Exercise instructions:
Answer these from the article below on Facebook stock:
(a) Which company's advertising benchmark report is cited?
(b) By what percentage did Facebook's trailing-twelve-month revenue grow year over year?
(c) Analysts at which two firms were the latest to give positive commentary on the stock?

Document text:

....

Facebook Inc: Bullish Sentiment Will Drive Facebook Inc. (FB) Stock Higher

  • The latest Facebook advertising benchmark report from Nanigans highlights strong growth in Facebook's ad metrics.
  • Wall Street is increasingly bullish on Facebook stock with more analysts reiterating their bullish outlook on the stock.
  • The strong core metrics along with rising bullishness should drive Facebook stock higher.
FB Stock Bullish Sentiment Should Lift Facebook (FB) Stock Higher

Facebook (NASDAQ:FB) stock has been on a wild run in 2016, having gained 25%+ in the year-to-date. Facebook has been the best performer among the FANG stocks (a term coined by Jim Cramer for Facebook, Amazon (NASDAQ:AMZN), Netflix (NASDAQ:NFLX) and Alphabet (NASDAQ:GOOGL)) in 2016, and not without reason. The company has grown its TTM (Trailing Twelve Months) revenue by 51% YoY, while the EPS has expanded by a huge 112% YoY over the same period. The ascent in Facebook stock price has also been aided by positive commentary from Wall Street analysts. Analysts at Credit Suisse (NYSE:CS) and Goldman Sachs (NYSE:GS) were the latest to provide positive commentary and aggressive price targets. Can Facebook stock continue its rise and outgrow its seemingly steep valuations? Well, it all boils down to the question whether or not Facebook can maintain its tremendous growth rate. Can it?

....

Supplied data:
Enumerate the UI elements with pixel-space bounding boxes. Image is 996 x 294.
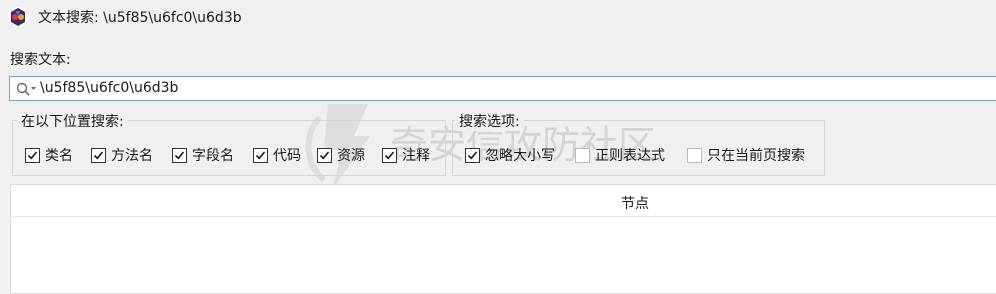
checkbox-label: 类名 [45, 148, 73, 164]
checkbox-current-page-only[interactable]: 只在当前页搜索 [687, 145, 805, 165]
checkbox-code[interactable]: 代码 [253, 145, 301, 165]
window-title: 文本搜索: \u5f85\u6fc0\u6d3b [38, 10, 242, 26]
checkbox-method-name[interactable]: 方法名 [91, 145, 153, 165]
checkbox-resource[interactable]: 资源 [317, 145, 365, 165]
checkbox-unchecked-icon[interactable] [687, 147, 702, 163]
app-logo-icon [8, 7, 28, 27]
checkbox-regex[interactable]: 正则表达式 [575, 145, 665, 165]
checkbox-class-name[interactable]: 类名 [25, 145, 73, 165]
checkbox-checked-icon[interactable] [253, 147, 268, 163]
search-input[interactable]: \u5f85\u6fc0\u6d3b [9, 76, 996, 101]
checkbox-label: 注释 [402, 148, 430, 164]
search-text-label: 搜索文本: [10, 52, 71, 68]
checkbox-label: 资源 [337, 148, 365, 164]
checkbox-label: 忽略大小写 [485, 148, 555, 164]
checkbox-checked-icon[interactable] [91, 147, 106, 163]
checkbox-ignore-case[interactable]: 忽略大小写 [465, 145, 555, 165]
search-options-group: 搜索选项: 忽略大小写 正则表达式 只在当前页搜索 [452, 111, 825, 176]
search-options-legend: 搜索选项: [455, 111, 524, 131]
checkbox-label: 字段名 [192, 148, 234, 164]
checkbox-checked-icon[interactable] [172, 147, 187, 163]
search-input-value[interactable]: \u5f85\u6fc0\u6d3b [40, 80, 178, 96]
checkbox-comment[interactable]: 注释 [382, 145, 430, 165]
checkbox-field-name[interactable]: 字段名 [172, 145, 234, 165]
results-table[interactable]: 节点 [10, 184, 996, 294]
title-bar: 文本搜索: \u5f85\u6fc0\u6d3b [0, 0, 996, 34]
checkbox-label: 代码 [273, 148, 301, 164]
checkbox-checked-icon[interactable] [465, 147, 480, 163]
search-dropdown-icon[interactable] [15, 81, 37, 97]
checkbox-label: 正则表达式 [595, 148, 665, 164]
checkbox-checked-icon[interactable] [25, 147, 40, 163]
checkbox-checked-icon[interactable] [382, 147, 397, 163]
checkbox-label: 方法名 [111, 148, 153, 164]
column-header-node[interactable]: 节点 [621, 193, 649, 213]
checkbox-unchecked-icon[interactable] [575, 147, 590, 163]
table-header: 节点 [11, 185, 996, 217]
checkbox-label: 只在当前页搜索 [707, 148, 805, 164]
checkbox-checked-icon[interactable] [317, 147, 332, 163]
search-location-group: 在以下位置搜索: 类名 方法名 字段名 代码 资源 注释 [12, 111, 446, 176]
search-location-legend: 在以下位置搜索: [17, 111, 128, 131]
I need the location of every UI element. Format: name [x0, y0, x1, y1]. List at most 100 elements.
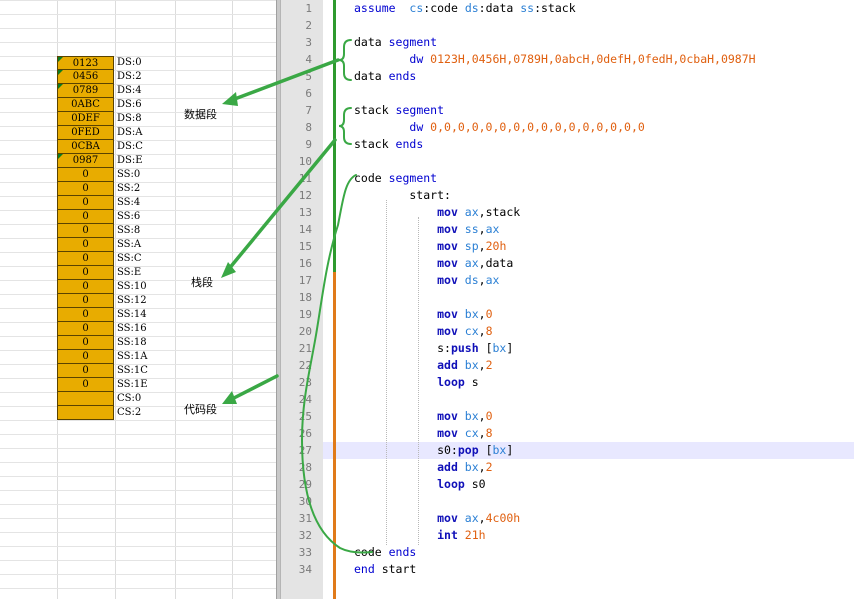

....

Result of this exercise:
(a) Nanigans
(b) 51%
(c) Credit Suisse and Goldman Sachs